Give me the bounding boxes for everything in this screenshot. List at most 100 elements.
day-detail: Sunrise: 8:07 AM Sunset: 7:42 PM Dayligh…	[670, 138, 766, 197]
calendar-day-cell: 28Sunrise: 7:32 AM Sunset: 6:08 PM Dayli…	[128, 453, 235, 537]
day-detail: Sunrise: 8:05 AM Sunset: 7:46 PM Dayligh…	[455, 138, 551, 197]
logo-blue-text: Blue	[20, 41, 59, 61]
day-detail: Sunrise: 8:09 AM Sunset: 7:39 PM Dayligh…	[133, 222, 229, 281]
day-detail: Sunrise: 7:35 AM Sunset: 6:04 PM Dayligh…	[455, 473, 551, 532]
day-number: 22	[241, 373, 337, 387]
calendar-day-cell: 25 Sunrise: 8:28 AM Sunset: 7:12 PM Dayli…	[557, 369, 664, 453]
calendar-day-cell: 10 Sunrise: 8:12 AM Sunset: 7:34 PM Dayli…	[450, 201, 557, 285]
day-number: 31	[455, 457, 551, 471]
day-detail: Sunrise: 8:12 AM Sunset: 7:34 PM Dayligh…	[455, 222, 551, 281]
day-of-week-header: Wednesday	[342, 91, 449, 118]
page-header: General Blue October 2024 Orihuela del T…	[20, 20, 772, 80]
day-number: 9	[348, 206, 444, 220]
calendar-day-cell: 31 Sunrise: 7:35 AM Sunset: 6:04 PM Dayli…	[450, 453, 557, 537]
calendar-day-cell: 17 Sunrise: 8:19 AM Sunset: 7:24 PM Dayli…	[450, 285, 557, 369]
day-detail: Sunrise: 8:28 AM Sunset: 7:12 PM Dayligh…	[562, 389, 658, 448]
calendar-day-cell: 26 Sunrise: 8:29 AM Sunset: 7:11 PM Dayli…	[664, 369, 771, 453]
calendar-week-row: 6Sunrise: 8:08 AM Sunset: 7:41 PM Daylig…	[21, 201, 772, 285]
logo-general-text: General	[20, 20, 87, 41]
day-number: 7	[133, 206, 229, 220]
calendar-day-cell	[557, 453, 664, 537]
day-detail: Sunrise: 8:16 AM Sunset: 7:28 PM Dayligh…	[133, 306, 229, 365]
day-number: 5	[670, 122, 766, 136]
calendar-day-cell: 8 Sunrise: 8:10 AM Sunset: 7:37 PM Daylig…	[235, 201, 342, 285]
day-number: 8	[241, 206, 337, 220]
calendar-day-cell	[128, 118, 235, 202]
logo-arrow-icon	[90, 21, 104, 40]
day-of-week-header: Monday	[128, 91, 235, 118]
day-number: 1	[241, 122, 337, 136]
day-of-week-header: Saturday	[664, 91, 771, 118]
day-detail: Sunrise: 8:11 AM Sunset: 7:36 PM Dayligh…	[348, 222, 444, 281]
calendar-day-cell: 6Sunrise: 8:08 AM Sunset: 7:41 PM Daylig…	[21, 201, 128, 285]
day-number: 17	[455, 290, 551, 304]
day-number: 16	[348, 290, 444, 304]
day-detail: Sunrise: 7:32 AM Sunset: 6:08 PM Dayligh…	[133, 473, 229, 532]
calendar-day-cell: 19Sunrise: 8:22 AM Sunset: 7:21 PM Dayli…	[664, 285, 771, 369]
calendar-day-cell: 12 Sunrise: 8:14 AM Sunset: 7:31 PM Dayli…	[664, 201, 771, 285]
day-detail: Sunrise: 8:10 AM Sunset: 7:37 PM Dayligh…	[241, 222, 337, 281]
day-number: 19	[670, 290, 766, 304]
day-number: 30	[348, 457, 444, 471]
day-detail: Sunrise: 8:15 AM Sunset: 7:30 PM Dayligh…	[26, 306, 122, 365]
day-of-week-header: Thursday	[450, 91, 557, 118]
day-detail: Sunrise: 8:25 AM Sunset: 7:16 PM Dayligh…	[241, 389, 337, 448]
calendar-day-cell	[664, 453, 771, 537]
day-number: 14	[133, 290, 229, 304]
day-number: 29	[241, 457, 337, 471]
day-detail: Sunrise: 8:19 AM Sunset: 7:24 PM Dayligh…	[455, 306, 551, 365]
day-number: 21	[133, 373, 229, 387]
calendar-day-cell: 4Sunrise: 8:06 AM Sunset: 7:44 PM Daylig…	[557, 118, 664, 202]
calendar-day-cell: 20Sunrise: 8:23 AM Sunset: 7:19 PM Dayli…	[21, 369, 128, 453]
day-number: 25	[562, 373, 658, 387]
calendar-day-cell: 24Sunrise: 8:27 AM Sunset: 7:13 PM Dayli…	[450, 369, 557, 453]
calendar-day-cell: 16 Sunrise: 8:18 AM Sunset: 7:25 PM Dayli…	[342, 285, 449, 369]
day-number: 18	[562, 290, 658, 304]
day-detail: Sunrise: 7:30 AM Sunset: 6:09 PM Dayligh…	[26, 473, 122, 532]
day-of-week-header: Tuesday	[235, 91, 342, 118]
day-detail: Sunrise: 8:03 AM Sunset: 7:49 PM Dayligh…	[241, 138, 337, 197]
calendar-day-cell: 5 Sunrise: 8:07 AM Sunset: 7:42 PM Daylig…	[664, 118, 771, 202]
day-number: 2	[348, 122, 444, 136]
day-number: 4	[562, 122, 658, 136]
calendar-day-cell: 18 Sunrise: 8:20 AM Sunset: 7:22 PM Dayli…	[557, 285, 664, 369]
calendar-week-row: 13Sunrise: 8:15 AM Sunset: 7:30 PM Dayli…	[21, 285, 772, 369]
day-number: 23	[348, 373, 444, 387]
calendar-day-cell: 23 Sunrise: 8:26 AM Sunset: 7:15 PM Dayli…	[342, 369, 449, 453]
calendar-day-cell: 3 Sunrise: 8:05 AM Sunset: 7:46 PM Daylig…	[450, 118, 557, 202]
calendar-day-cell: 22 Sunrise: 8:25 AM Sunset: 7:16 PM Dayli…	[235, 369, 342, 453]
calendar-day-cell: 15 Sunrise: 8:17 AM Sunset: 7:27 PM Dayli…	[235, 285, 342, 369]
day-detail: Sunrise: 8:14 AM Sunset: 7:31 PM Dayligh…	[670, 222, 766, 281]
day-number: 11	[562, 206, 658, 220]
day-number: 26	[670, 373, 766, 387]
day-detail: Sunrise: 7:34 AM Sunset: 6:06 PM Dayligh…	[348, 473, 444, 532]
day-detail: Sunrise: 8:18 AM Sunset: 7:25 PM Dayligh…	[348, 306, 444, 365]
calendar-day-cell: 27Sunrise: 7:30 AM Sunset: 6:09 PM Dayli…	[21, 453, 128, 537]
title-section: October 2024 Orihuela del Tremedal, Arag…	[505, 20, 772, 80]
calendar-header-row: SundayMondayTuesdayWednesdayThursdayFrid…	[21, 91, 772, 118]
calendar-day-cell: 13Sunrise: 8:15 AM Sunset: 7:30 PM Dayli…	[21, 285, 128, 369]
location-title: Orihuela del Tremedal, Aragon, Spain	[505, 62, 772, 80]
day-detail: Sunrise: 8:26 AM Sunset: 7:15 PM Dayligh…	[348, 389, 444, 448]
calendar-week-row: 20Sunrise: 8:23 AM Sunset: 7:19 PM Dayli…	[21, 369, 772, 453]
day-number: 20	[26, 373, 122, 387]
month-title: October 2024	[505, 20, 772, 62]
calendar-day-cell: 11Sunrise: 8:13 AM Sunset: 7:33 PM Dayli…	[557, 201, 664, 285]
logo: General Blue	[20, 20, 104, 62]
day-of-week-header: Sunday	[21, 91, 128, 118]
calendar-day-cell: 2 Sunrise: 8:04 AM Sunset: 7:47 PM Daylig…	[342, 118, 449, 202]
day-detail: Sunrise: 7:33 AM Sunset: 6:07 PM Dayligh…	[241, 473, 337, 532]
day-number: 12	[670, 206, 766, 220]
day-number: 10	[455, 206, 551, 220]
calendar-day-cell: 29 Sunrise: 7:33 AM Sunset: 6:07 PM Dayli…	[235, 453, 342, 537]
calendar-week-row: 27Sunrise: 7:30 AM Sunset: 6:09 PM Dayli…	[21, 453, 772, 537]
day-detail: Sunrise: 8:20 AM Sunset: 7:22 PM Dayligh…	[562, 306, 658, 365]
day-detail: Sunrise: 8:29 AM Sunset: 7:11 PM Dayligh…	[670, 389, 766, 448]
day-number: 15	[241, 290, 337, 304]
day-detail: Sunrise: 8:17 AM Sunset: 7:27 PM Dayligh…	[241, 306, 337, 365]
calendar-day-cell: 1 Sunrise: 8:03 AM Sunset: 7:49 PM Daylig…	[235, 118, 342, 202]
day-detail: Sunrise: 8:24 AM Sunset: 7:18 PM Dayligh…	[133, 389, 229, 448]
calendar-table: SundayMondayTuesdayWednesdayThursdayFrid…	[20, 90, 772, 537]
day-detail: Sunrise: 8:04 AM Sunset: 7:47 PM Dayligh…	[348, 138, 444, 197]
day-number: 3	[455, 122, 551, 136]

--------------------

Write out the stretch of the entries from their start through the line containing "calendar-day-cell: 25 Sunrise: 8:28", including both ends, with every character kept unchanged.

* [SOLUTION FOR THIS EXERCISE]
Give me the bounding boxes for everything in this screenshot. List at most 100 elements.
day-detail: Sunrise: 8:07 AM Sunset: 7:42 PM Dayligh…	[670, 138, 766, 197]
calendar-day-cell: 28Sunrise: 7:32 AM Sunset: 6:08 PM Dayli…	[128, 453, 235, 537]
day-detail: Sunrise: 8:05 AM Sunset: 7:46 PM Dayligh…	[455, 138, 551, 197]
logo-blue-text: Blue	[20, 41, 59, 61]
day-detail: Sunrise: 8:09 AM Sunset: 7:39 PM Dayligh…	[133, 222, 229, 281]
day-detail: Sunrise: 7:35 AM Sunset: 6:04 PM Dayligh…	[455, 473, 551, 532]
day-number: 22	[241, 373, 337, 387]
calendar-day-cell: 25 Sunrise: 8:28 AM Sunset: 7:12 PM Dayli…	[557, 369, 664, 453]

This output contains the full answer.